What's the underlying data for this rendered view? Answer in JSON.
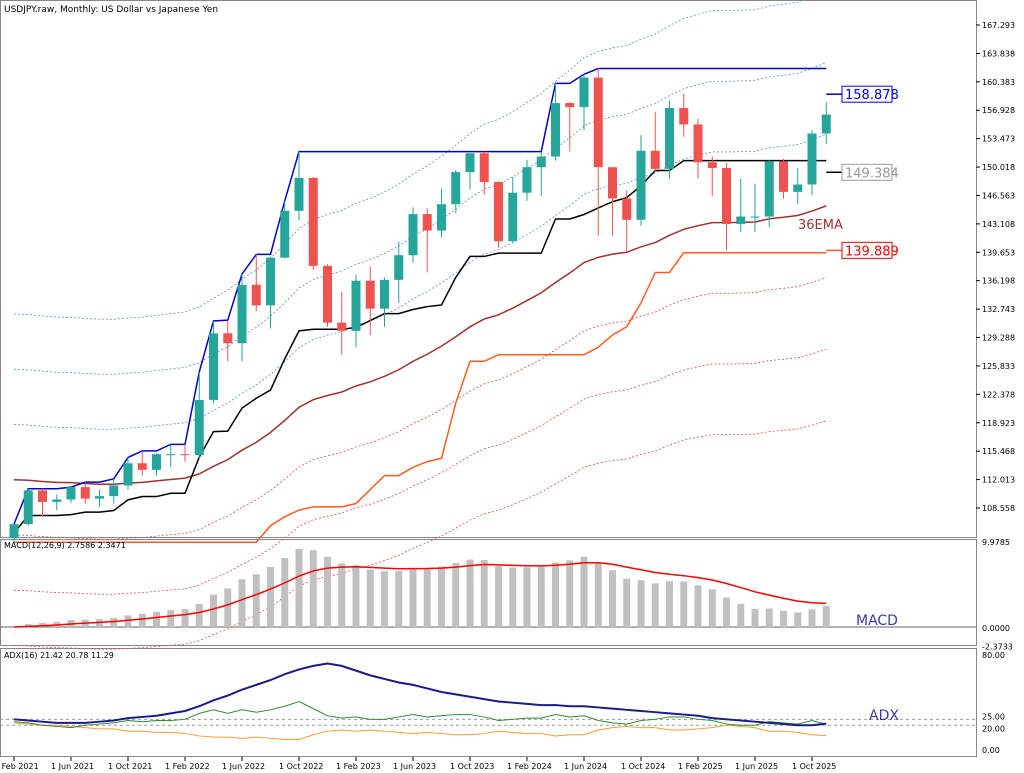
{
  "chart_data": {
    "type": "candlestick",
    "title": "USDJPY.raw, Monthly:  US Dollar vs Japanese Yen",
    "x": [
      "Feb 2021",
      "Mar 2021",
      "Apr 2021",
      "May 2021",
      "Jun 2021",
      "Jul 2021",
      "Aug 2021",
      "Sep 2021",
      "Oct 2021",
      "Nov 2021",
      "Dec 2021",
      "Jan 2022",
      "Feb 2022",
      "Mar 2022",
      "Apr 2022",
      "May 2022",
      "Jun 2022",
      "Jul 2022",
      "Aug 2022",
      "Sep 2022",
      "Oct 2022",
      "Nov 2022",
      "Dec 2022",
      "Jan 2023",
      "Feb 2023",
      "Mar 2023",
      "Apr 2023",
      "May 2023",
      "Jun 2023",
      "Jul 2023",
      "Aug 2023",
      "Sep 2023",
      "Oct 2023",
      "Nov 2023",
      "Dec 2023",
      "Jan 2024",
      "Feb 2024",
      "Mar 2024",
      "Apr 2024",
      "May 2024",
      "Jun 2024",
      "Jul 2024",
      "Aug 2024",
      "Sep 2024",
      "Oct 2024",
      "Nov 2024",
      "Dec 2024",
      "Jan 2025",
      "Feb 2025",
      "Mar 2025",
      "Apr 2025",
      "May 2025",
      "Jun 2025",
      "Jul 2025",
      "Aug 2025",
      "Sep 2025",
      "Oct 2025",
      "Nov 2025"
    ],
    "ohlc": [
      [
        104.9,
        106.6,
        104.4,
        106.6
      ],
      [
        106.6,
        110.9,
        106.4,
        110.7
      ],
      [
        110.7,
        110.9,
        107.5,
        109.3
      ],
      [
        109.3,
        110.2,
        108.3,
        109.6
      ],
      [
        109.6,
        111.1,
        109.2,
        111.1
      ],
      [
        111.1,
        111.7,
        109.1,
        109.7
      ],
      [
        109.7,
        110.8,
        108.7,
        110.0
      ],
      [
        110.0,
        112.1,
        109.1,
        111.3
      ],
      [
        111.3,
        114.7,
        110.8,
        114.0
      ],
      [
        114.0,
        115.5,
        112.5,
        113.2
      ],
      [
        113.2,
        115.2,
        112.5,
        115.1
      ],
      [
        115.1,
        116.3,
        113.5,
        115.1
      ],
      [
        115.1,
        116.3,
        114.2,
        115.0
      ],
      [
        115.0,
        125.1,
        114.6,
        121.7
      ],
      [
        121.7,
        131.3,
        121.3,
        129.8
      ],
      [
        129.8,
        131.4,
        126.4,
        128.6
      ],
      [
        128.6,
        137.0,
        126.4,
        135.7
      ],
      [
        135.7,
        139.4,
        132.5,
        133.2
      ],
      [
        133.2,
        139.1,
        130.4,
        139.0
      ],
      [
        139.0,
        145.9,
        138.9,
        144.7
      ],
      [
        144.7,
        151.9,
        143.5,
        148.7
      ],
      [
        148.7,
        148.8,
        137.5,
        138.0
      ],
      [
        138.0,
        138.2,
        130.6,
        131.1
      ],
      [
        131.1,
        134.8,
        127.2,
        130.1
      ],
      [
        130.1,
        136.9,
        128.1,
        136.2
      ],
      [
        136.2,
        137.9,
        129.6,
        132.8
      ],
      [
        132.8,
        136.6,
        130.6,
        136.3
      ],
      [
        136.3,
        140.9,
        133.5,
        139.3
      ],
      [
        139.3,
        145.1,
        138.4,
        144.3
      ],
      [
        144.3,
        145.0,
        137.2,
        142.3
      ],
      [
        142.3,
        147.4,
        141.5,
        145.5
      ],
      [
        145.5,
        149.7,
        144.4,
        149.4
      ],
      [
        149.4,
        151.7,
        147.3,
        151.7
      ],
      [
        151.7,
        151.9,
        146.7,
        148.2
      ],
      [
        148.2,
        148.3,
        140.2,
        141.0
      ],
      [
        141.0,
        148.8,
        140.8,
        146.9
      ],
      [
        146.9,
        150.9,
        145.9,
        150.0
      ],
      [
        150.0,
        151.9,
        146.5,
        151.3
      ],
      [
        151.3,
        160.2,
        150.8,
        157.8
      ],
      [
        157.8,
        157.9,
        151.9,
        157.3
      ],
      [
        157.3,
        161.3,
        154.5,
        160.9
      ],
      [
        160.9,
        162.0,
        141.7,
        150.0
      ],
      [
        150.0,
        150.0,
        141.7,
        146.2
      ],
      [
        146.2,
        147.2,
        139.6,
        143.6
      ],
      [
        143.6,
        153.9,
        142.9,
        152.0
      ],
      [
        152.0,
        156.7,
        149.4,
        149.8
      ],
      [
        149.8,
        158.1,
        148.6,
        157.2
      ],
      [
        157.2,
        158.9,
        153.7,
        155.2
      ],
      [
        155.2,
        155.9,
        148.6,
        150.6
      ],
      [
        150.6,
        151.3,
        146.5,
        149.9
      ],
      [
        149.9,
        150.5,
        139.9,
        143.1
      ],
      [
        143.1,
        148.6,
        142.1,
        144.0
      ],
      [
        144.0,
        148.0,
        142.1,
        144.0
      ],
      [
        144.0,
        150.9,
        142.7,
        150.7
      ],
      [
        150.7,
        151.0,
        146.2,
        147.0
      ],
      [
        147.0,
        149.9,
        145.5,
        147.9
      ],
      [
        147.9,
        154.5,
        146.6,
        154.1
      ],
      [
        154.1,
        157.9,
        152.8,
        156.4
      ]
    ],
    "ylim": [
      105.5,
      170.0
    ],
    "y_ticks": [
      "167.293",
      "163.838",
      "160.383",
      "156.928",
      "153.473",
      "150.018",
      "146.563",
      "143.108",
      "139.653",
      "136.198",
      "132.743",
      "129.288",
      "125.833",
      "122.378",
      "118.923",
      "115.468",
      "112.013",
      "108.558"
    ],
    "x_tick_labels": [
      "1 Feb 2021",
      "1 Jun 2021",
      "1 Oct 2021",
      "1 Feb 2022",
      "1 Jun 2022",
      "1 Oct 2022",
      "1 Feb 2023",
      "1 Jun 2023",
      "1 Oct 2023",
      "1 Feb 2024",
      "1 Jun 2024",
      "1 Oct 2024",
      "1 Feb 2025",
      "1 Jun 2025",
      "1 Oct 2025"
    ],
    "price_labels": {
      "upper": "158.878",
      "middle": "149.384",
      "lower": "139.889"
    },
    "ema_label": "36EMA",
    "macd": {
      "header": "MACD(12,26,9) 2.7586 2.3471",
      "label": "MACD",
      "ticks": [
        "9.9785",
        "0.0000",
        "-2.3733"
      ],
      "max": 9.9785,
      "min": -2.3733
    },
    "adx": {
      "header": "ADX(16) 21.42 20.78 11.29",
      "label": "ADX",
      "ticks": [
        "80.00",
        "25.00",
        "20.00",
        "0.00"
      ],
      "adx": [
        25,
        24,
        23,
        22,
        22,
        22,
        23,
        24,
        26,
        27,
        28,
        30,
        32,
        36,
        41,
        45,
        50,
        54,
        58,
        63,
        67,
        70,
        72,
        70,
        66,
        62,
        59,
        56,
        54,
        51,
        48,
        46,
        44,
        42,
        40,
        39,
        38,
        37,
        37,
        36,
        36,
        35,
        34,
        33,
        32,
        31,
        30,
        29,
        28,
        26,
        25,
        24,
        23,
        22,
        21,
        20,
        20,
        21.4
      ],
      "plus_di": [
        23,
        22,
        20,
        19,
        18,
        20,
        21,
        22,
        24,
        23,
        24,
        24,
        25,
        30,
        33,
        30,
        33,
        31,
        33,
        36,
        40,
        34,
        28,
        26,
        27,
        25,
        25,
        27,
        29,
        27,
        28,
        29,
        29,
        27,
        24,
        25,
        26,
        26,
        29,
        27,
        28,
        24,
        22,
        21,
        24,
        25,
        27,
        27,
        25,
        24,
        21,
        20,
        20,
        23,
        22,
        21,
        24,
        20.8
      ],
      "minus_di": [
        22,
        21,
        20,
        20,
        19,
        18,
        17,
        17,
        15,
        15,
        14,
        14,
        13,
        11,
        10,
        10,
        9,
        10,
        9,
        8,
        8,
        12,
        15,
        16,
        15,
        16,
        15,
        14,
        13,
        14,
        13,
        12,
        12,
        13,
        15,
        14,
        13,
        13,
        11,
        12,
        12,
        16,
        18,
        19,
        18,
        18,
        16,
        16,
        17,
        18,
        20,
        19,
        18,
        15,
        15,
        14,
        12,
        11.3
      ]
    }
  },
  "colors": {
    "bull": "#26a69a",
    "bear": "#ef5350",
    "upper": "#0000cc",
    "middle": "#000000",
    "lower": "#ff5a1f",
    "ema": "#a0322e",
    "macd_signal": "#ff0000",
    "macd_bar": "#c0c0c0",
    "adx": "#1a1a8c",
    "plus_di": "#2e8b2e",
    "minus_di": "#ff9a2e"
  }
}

==========

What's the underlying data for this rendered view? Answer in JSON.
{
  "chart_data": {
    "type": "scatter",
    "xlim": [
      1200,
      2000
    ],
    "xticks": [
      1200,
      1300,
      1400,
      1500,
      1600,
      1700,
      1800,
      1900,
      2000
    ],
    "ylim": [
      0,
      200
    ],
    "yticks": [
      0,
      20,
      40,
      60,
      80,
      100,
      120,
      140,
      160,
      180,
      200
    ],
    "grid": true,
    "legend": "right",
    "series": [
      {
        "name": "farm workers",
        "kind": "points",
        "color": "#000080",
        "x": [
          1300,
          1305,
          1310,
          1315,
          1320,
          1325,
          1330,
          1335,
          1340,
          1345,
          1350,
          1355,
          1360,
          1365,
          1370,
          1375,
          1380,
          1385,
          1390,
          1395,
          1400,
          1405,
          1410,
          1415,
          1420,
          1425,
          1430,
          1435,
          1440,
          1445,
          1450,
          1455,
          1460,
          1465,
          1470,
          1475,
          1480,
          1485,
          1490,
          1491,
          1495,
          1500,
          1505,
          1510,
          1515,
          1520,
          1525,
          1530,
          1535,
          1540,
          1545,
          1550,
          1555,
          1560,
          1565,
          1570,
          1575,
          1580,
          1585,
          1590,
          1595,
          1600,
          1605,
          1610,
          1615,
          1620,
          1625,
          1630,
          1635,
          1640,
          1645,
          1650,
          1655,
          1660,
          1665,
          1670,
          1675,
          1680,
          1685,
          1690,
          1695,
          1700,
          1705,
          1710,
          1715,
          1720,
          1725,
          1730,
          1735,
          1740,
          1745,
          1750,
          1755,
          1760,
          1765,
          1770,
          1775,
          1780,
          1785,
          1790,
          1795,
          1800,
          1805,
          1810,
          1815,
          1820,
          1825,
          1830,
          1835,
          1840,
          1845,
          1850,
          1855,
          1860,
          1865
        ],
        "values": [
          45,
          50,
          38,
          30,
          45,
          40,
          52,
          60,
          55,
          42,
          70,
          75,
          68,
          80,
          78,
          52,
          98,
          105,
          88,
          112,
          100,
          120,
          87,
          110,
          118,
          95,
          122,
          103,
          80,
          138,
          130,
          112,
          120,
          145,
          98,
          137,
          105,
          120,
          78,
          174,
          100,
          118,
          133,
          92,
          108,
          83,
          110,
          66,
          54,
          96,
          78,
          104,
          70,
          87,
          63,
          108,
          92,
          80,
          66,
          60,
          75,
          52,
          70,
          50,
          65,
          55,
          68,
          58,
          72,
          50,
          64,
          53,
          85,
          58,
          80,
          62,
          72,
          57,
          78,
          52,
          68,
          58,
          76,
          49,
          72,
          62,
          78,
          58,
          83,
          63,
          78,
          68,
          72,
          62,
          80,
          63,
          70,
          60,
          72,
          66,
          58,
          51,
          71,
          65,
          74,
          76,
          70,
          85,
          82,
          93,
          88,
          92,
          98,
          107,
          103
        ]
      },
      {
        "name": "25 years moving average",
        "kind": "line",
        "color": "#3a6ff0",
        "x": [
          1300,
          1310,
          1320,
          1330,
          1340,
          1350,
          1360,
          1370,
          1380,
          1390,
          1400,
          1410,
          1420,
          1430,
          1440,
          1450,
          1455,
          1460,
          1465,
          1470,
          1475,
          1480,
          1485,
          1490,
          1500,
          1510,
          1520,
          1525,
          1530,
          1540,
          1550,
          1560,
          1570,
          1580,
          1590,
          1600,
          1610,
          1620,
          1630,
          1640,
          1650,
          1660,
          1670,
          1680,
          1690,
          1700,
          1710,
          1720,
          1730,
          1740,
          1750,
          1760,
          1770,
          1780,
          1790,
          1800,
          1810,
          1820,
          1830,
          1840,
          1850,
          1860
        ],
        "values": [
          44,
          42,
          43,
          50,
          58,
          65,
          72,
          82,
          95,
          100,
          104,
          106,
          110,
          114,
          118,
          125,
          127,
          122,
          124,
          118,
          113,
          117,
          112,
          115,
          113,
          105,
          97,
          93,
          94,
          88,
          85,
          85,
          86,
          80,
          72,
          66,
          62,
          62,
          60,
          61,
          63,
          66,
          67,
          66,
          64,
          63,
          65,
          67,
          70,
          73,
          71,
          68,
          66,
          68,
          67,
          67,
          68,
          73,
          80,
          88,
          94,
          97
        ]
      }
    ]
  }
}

==========

> [EXERCISE GOAL]
Go through the listing above and pull out each line containing the word "header".

> [THE SOLUTION]
      "header": "MACD(12,26,9) 2.7586 2.3471",
      "header": "ADX(16) 21.42 20.78 11.29",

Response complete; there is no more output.